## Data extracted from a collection
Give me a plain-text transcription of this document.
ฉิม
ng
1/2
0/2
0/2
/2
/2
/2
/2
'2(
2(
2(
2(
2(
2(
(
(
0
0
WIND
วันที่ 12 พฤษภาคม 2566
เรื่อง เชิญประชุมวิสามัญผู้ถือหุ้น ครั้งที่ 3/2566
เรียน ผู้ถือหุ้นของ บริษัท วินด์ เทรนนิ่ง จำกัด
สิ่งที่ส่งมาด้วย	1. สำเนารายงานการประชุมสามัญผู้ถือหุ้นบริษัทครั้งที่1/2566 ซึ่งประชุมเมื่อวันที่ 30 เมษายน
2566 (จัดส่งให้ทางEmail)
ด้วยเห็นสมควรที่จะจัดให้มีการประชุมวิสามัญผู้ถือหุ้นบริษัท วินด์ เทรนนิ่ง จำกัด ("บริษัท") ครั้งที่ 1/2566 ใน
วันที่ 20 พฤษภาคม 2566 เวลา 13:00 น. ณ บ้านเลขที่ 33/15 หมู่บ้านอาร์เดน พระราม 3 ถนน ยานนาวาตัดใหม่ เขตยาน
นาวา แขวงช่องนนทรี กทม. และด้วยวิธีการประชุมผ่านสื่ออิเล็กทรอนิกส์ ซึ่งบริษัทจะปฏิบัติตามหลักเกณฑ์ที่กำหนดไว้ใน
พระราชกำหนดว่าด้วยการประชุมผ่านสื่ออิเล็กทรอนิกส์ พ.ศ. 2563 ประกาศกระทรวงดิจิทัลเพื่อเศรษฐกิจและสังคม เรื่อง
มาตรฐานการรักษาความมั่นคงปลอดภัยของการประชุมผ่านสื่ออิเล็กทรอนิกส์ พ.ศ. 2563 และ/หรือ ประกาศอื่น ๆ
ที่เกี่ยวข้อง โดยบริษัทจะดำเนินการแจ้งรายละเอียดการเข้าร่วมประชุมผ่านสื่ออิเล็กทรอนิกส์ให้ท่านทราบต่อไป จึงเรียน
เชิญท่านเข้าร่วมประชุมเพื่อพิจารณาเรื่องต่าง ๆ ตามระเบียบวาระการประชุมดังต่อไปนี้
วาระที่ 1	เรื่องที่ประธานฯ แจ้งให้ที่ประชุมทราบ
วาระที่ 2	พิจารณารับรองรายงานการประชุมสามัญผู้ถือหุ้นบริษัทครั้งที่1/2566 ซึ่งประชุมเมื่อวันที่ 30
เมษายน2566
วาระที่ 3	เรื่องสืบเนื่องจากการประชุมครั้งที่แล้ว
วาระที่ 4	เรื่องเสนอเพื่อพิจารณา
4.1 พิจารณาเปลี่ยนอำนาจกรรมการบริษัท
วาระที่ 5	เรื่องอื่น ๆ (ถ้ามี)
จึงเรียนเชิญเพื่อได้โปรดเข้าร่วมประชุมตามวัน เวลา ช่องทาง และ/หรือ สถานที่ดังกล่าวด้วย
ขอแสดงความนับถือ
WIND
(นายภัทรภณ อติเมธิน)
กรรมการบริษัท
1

## AIM OF THE TASK
Count up every line above that has the word "พฤษภาคม" in it; answer with the number alone.

## OUTPUT
2